PROBLEM DETAILS: Extract every entry word for word.

DATA PROVIDED:
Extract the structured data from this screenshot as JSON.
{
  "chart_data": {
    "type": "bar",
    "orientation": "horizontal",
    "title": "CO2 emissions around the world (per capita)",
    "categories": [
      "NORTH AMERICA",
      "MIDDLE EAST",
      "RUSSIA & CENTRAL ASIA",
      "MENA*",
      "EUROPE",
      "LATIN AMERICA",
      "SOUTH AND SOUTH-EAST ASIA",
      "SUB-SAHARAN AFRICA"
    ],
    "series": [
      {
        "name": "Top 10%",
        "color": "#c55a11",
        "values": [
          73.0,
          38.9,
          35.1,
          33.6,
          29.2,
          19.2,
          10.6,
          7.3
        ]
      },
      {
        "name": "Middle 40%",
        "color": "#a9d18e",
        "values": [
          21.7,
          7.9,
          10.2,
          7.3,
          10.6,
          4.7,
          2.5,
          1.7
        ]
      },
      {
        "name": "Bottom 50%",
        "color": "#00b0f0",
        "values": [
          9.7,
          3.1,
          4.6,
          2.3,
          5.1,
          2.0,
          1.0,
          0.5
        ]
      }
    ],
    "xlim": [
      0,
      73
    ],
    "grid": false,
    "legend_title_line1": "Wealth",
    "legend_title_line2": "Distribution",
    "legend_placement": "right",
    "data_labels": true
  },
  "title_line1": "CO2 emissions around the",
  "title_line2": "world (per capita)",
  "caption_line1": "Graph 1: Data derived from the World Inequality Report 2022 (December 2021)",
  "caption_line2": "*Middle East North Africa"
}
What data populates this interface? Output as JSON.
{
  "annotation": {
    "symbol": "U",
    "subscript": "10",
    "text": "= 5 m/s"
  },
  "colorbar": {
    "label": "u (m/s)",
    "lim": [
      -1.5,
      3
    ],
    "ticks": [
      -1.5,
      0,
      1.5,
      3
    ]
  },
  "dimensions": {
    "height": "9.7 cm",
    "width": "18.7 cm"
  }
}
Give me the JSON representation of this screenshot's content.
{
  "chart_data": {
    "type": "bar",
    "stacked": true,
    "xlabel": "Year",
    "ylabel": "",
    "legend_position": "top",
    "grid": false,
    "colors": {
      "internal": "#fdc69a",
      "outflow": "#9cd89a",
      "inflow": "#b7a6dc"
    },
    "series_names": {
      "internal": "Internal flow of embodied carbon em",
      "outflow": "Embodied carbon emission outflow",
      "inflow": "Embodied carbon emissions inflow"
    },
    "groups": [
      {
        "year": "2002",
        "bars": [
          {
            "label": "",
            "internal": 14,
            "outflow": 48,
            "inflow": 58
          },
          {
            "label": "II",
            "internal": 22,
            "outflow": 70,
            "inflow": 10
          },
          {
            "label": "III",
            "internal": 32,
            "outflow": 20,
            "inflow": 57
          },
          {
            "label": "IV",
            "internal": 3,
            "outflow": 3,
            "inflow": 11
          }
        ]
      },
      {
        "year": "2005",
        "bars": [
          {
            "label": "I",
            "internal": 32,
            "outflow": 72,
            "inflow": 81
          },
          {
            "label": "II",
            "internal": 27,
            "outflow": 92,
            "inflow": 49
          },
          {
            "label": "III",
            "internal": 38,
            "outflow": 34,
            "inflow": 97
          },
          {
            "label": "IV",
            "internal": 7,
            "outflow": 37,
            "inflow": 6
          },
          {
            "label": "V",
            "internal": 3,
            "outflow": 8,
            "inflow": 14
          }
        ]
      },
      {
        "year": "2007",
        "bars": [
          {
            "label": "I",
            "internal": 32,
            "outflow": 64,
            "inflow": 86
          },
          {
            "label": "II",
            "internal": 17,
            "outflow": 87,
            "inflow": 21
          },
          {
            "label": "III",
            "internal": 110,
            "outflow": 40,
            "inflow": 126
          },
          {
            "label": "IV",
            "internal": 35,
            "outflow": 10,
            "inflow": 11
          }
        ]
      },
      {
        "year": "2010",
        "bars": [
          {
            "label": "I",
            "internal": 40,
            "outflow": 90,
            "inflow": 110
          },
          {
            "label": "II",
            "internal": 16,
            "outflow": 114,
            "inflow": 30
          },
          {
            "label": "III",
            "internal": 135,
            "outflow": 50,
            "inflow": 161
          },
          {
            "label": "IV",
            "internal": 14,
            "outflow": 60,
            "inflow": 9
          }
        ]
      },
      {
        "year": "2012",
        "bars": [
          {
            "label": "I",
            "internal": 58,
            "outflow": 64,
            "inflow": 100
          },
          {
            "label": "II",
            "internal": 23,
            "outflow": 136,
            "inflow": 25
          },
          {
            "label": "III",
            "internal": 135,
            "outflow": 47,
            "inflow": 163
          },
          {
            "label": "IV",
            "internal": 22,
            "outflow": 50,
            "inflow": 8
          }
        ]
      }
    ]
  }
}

ANSWER TO THE PROBLEM:
Extract the structured data from this screenshot as JSON.
{
  "chart_data": {
    "type": "bar",
    "orientation": "horizontal",
    "title": "CO2 emissions around the world (per capita)",
    "categories": [
      "NORTH AMERICA",
      "MIDDLE EAST",
      "RUSSIA & CENTRAL ASIA",
      "MENA*",
      "EUROPE",
      "LATIN AMERICA",
      "SOUTH AND SOUTH-EAST ASIA",
      "SUB-SAHARAN AFRICA"
    ],
    "series": [
      {
        "name": "Top 10%",
        "color": "#c55a11",
        "values": [
          73.0,
          38.9,
          35.1,
          33.6,
          29.2,
          19.2,
          10.6,
          7.3
        ]
      },
      {
        "name": "Middle 40%",
        "color": "#a9d18e",
        "values": [
          21.7,
          7.9,
          10.2,
          7.3,
          10.6,
          4.7,
          2.5,
          1.7
        ]
      },
      {
        "name": "Bottom 50%",
        "color": "#00b0f0",
        "values": [
          9.7,
          3.1,
          4.6,
          2.3,
          5.1,
          2.0,
          1.0,
          0.5
        ]
      }
    ],
    "xlim": [
      0,
      73
    ],
    "grid": false,
    "legend_title_line1": "Wealth",
    "legend_title_line2": "Distribution",
    "legend_placement": "right",
    "data_labels": true
  },
  "title_line1": "CO2 emissions around the",
  "title_line2": "world (per capita)",
  "caption_line1": "Graph 1: Data derived from the World Inequality Report 2022 (December 2021)",
  "caption_line2": "*Middle East North Africa"
}
What data populates this interface? Output as JSON.
{
  "annotation": {
    "symbol": "U",
    "subscript": "10",
    "text": "= 5 m/s"
  },
  "colorbar": {
    "label": "u (m/s)",
    "lim": [
      -1.5,
      3
    ],
    "ticks": [
      -1.5,
      0,
      1.5,
      3
    ]
  },
  "dimensions": {
    "height": "9.7 cm",
    "width": "18.7 cm"
  }
}
Give me the JSON representation of this screenshot's content.
{
  "chart_data": {
    "type": "bar",
    "stacked": true,
    "xlabel": "Year",
    "ylabel": "",
    "legend_position": "top",
    "grid": false,
    "colors": {
      "internal": "#fdc69a",
      "outflow": "#9cd89a",
      "inflow": "#b7a6dc"
    },
    "series_names": {
      "internal": "Internal flow of embodied carbon em",
      "outflow": "Embodied carbon emission outflow",
      "inflow": "Embodied carbon emissions inflow"
    },
    "groups": [
      {
        "year": "2002",
        "bars": [
          {
            "label": "",
            "internal": 14,
            "outflow": 48,
            "inflow": 58
          },
          {
            "label": "II",
            "internal": 22,
            "outflow": 70,
            "inflow": 10
          },
          {
            "label": "III",
            "internal": 32,
            "outflow": 20,
            "inflow": 57
          },
          {
            "label": "IV",
            "internal": 3,
            "outflow": 3,
            "inflow": 11
          }
        ]
      },
      {
        "year": "2005",
        "bars": [
          {
            "label": "I",
            "internal": 32,
            "outflow": 72,
            "inflow": 81
          },
          {
            "label": "II",
            "internal": 27,
            "outflow": 92,
            "inflow": 49
          },
          {
            "label": "III",
            "internal": 38,
            "outflow": 34,
            "inflow": 97
          },
          {
            "label": "IV",
            "internal": 7,
            "outflow": 37,
            "inflow": 6
          },
          {
            "label": "V",
            "internal": 3,
            "outflow": 8,
            "inflow": 14
          }
        ]
      },
      {
        "year": "2007",
        "bars": [
          {
            "label": "I",
            "internal": 32,
            "outflow": 64,
            "inflow": 86
          },
          {
            "label": "II",
            "internal": 17,
            "outflow": 87,
            "inflow": 21
          },
          {
            "label": "III",
            "internal": 110,
            "outflow": 40,
            "inflow": 126
          },
          {
            "label": "IV",
            "internal": 35,
            "outflow": 10,
            "inflow": 11
          }
        ]
      },
      {
        "year": "2010",
        "bars": [
          {
            "label": "I",
            "internal": 40,
            "outflow": 90,
            "inflow": 110
          },
          {
            "label": "II",
            "internal": 16,
            "outflow": 114,
            "inflow": 30
          },
          {
            "label": "III",
            "internal": 135,
            "outflow": 50,
            "inflow": 161
          },
          {
            "label": "IV",
            "internal": 14,
            "outflow": 60,
            "inflow": 9
          }
        ]
      },
      {
        "year": "2012",
        "bars": [
          {
            "label": "I",
            "internal": 58,
            "outflow": 64,
            "inflow": 100
          },
          {
            "label": "II",
            "internal": 23,
            "outflow": 136,
            "inflow": 25
          },
          {
            "label": "III",
            "internal": 135,
            "outflow": 47,
            "inflow": 163
          },
          {
            "label": "IV",
            "internal": 22,
            "outflow": 50,
            "inflow": 8
          }
        ]
      }
    ]
  }
}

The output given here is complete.